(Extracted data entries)
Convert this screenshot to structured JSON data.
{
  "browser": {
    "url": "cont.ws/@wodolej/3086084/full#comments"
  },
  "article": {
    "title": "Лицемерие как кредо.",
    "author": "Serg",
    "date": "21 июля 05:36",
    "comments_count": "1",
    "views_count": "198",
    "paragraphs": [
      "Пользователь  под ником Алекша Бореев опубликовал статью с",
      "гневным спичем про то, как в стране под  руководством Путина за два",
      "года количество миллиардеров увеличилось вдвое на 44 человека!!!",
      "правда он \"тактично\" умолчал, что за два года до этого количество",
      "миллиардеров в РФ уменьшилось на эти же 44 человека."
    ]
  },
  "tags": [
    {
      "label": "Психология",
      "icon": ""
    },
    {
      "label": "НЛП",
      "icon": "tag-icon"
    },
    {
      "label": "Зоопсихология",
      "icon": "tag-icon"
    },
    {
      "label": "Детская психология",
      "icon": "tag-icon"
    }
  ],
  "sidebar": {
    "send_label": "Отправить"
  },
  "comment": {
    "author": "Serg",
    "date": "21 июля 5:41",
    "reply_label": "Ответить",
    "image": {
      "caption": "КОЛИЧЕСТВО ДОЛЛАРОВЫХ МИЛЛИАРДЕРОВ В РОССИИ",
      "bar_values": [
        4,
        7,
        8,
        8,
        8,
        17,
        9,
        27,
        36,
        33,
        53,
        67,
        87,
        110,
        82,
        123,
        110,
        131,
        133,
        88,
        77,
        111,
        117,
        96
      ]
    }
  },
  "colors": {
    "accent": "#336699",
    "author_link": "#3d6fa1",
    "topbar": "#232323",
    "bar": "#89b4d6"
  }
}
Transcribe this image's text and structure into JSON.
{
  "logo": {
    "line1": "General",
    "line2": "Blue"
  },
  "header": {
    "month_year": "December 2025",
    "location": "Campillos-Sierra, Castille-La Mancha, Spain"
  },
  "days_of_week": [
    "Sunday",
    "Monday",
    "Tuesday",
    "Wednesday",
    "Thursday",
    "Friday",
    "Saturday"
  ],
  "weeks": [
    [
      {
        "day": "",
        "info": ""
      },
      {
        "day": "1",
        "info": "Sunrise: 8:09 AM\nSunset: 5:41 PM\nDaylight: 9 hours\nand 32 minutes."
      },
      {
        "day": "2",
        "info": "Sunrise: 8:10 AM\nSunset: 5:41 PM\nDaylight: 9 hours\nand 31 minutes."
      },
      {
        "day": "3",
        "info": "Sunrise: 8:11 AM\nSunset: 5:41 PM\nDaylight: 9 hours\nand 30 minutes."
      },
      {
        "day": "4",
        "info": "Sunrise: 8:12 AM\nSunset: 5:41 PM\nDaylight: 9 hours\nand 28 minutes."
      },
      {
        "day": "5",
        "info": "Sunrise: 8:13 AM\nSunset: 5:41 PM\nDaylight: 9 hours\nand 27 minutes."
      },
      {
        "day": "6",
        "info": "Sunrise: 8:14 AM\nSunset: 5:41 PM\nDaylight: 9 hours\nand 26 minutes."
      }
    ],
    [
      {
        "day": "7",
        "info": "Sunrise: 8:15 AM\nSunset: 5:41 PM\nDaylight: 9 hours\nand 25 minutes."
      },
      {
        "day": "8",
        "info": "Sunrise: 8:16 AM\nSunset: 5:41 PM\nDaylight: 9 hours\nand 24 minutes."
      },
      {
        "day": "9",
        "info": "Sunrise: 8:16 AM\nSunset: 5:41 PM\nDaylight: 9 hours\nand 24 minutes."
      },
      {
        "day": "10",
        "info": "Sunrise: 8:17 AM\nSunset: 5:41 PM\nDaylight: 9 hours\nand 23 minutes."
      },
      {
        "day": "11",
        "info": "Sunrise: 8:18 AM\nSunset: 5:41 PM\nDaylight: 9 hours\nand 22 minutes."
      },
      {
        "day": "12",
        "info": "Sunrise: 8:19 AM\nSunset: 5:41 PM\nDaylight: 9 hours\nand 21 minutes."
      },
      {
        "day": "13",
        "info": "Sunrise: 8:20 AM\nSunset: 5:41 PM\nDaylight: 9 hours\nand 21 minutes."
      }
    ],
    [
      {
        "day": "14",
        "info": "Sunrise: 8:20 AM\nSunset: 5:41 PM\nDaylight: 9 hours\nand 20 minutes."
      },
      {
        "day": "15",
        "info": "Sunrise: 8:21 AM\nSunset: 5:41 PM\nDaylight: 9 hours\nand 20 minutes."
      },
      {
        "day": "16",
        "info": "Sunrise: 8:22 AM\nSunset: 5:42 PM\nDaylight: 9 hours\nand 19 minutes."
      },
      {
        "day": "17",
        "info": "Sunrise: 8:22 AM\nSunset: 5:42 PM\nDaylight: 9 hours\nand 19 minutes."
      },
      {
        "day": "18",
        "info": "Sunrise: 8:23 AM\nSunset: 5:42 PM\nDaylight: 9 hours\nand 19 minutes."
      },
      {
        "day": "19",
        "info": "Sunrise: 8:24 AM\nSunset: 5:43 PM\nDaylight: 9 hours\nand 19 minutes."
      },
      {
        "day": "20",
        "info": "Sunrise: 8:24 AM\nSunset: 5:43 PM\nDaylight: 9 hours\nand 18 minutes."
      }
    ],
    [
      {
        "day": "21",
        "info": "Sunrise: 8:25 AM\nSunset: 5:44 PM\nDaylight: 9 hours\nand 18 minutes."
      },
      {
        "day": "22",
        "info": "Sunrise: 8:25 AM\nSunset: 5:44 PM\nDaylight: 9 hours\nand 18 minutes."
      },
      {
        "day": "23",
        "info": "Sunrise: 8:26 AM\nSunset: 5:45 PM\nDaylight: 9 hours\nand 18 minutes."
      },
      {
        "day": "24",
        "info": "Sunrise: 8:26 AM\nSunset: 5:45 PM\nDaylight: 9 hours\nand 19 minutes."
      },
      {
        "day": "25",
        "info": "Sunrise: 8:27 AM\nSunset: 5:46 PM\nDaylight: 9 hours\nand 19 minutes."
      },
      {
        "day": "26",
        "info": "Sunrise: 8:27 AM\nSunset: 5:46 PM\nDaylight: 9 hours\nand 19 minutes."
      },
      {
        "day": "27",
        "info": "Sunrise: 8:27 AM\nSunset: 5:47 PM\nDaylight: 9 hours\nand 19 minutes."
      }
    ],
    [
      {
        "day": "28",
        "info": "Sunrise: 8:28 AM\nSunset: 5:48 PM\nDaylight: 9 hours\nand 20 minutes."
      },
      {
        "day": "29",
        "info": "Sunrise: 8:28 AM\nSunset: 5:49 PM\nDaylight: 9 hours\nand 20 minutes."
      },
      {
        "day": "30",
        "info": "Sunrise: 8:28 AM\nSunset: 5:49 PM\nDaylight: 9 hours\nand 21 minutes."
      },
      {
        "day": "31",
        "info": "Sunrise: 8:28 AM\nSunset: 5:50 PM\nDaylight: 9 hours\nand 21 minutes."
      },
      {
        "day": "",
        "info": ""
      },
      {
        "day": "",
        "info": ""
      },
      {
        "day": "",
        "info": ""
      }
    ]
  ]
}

● Task brief: Reproduce each line verbatim.

● Full solution:
Convert this screenshot to structured JSON data.
{
  "browser": {
    "url": "cont.ws/@wodolej/3086084/full#comments"
  },
  "article": {
    "title": "Лицемерие как кредо.",
    "author": "Serg",
    "date": "21 июля 05:36",
    "comments_count": "1",
    "views_count": "198",
    "paragraphs": [
      "Пользователь  под ником Алекша Бореев опубликовал статью с",
      "гневным спичем про то, как в стране под  руководством Путина за два",
      "года количество миллиардеров увеличилось вдвое на 44 человека!!!",
      "правда он \"тактично\" умолчал, что за два года до этого количество",
      "миллиардеров в РФ уменьшилось на эти же 44 человека."
    ]
  },
  "tags": [
    {
      "label": "Психология",
      "icon": ""
    },
    {
      "label": "НЛП",
      "icon": "tag-icon"
    },
    {
      "label": "Зоопсихология",
      "icon": "tag-icon"
    },
    {
      "label": "Детская психология",
      "icon": "tag-icon"
    }
  ],
  "sidebar": {
    "send_label": "Отправить"
  },
  "comment": {
    "author": "Serg",
    "date": "21 июля 5:41",
    "reply_label": "Ответить",
    "image": {
      "caption": "КОЛИЧЕСТВО ДОЛЛАРОВЫХ МИЛЛИАРДЕРОВ В РОССИИ",
      "bar_values": [
        4,
        7,
        8,
        8,
        8,
        17,
        9,
        27,
        36,
        33,
        53,
        67,
        87,
        110,
        82,
        123,
        110,
        131,
        133,
        88,
        77,
        111,
        117,
        96
      ]
    }
  },
  "colors": {
    "accent": "#336699",
    "author_link": "#3d6fa1",
    "topbar": "#232323",
    "bar": "#89b4d6"
  }
}
Transcribe this image's text and structure into JSON.
{
  "logo": {
    "line1": "General",
    "line2": "Blue"
  },
  "header": {
    "month_year": "December 2025",
    "location": "Campillos-Sierra, Castille-La Mancha, Spain"
  },
  "days_of_week": [
    "Sunday",
    "Monday",
    "Tuesday",
    "Wednesday",
    "Thursday",
    "Friday",
    "Saturday"
  ],
  "weeks": [
    [
      {
        "day": "",
        "info": ""
      },
      {
        "day": "1",
        "info": "Sunrise: 8:09 AM\nSunset: 5:41 PM\nDaylight: 9 hours\nand 32 minutes."
      },
      {
        "day": "2",
        "info": "Sunrise: 8:10 AM\nSunset: 5:41 PM\nDaylight: 9 hours\nand 31 minutes."
      },
      {
        "day": "3",
        "info": "Sunrise: 8:11 AM\nSunset: 5:41 PM\nDaylight: 9 hours\nand 30 minutes."
      },
      {
        "day": "4",
        "info": "Sunrise: 8:12 AM\nSunset: 5:41 PM\nDaylight: 9 hours\nand 28 minutes."
      },
      {
        "day": "5",
        "info": "Sunrise: 8:13 AM\nSunset: 5:41 PM\nDaylight: 9 hours\nand 27 minutes."
      },
      {
        "day": "6",
        "info": "Sunrise: 8:14 AM\nSunset: 5:41 PM\nDaylight: 9 hours\nand 26 minutes."
      }
    ],
    [
      {
        "day": "7",
        "info": "Sunrise: 8:15 AM\nSunset: 5:41 PM\nDaylight: 9 hours\nand 25 minutes."
      },
      {
        "day": "8",
        "info": "Sunrise: 8:16 AM\nSunset: 5:41 PM\nDaylight: 9 hours\nand 24 minutes."
      },
      {
        "day": "9",
        "info": "Sunrise: 8:16 AM\nSunset: 5:41 PM\nDaylight: 9 hours\nand 24 minutes."
      },
      {
        "day": "10",
        "info": "Sunrise: 8:17 AM\nSunset: 5:41 PM\nDaylight: 9 hours\nand 23 minutes."
      },
      {
        "day": "11",
        "info": "Sunrise: 8:18 AM\nSunset: 5:41 PM\nDaylight: 9 hours\nand 22 minutes."
      },
      {
        "day": "12",
        "info": "Sunrise: 8:19 AM\nSunset: 5:41 PM\nDaylight: 9 hours\nand 21 minutes."
      },
      {
        "day": "13",
        "info": "Sunrise: 8:20 AM\nSunset: 5:41 PM\nDaylight: 9 hours\nand 21 minutes."
      }
    ],
    [
      {
        "day": "14",
        "info": "Sunrise: 8:20 AM\nSunset: 5:41 PM\nDaylight: 9 hours\nand 20 minutes."
      },
      {
        "day": "15",
        "info": "Sunrise: 8:21 AM\nSunset: 5:41 PM\nDaylight: 9 hours\nand 20 minutes."
      },
      {
        "day": "16",
        "info": "Sunrise: 8:22 AM\nSunset: 5:42 PM\nDaylight: 9 hours\nand 19 minutes."
      },
      {
        "day": "17",
        "info": "Sunrise: 8:22 AM\nSunset: 5:42 PM\nDaylight: 9 hours\nand 19 minutes."
      },
      {
        "day": "18",
        "info": "Sunrise: 8:23 AM\nSunset: 5:42 PM\nDaylight: 9 hours\nand 19 minutes."
      },
      {
        "day": "19",
        "info": "Sunrise: 8:24 AM\nSunset: 5:43 PM\nDaylight: 9 hours\nand 19 minutes."
      },
      {
        "day": "20",
        "info": "Sunrise: 8:24 AM\nSunset: 5:43 PM\nDaylight: 9 hours\nand 18 minutes."
      }
    ],
    [
      {
        "day": "21",
        "info": "Sunrise: 8:25 AM\nSunset: 5:44 PM\nDaylight: 9 hours\nand 18 minutes."
      },
      {
        "day": "22",
        "info": "Sunrise: 8:25 AM\nSunset: 5:44 PM\nDaylight: 9 hours\nand 18 minutes."
      },
      {
        "day": "23",
        "info": "Sunrise: 8:26 AM\nSunset: 5:45 PM\nDaylight: 9 hours\nand 18 minutes."
      },
      {
        "day": "24",
        "info": "Sunrise: 8:26 AM\nSunset: 5:45 PM\nDaylight: 9 hours\nand 19 minutes."
      },
      {
        "day": "25",
        "info": "Sunrise: 8:27 AM\nSunset: 5:46 PM\nDaylight: 9 hours\nand 19 minutes."
      },
      {
        "day": "26",
        "info": "Sunrise: 8:27 AM\nSunset: 5:46 PM\nDaylight: 9 hours\nand 19 minutes."
      },
      {
        "day": "27",
        "info": "Sunrise: 8:27 AM\nSunset: 5:47 PM\nDaylight: 9 hours\nand 19 minutes."
      }
    ],
    [
      {
        "day": "28",
        "info": "Sunrise: 8:28 AM\nSunset: 5:48 PM\nDaylight: 9 hours\nand 20 minutes."
      },
      {
        "day": "29",
        "info": "Sunrise: 8:28 AM\nSunset: 5:49 PM\nDaylight: 9 hours\nand 20 minutes."
      },
      {
        "day": "30",
        "info": "Sunrise: 8:28 AM\nSunset: 5:49 PM\nDaylight: 9 hours\nand 21 minutes."
      },
      {
        "day": "31",
        "info": "Sunrise: 8:28 AM\nSunset: 5:50 PM\nDaylight: 9 hours\nand 21 minutes."
      },
      {
        "day": "",
        "info": ""
      },
      {
        "day": "",
        "info": ""
      },
      {
        "day": "",
        "info": ""
      }
    ]
  ]
}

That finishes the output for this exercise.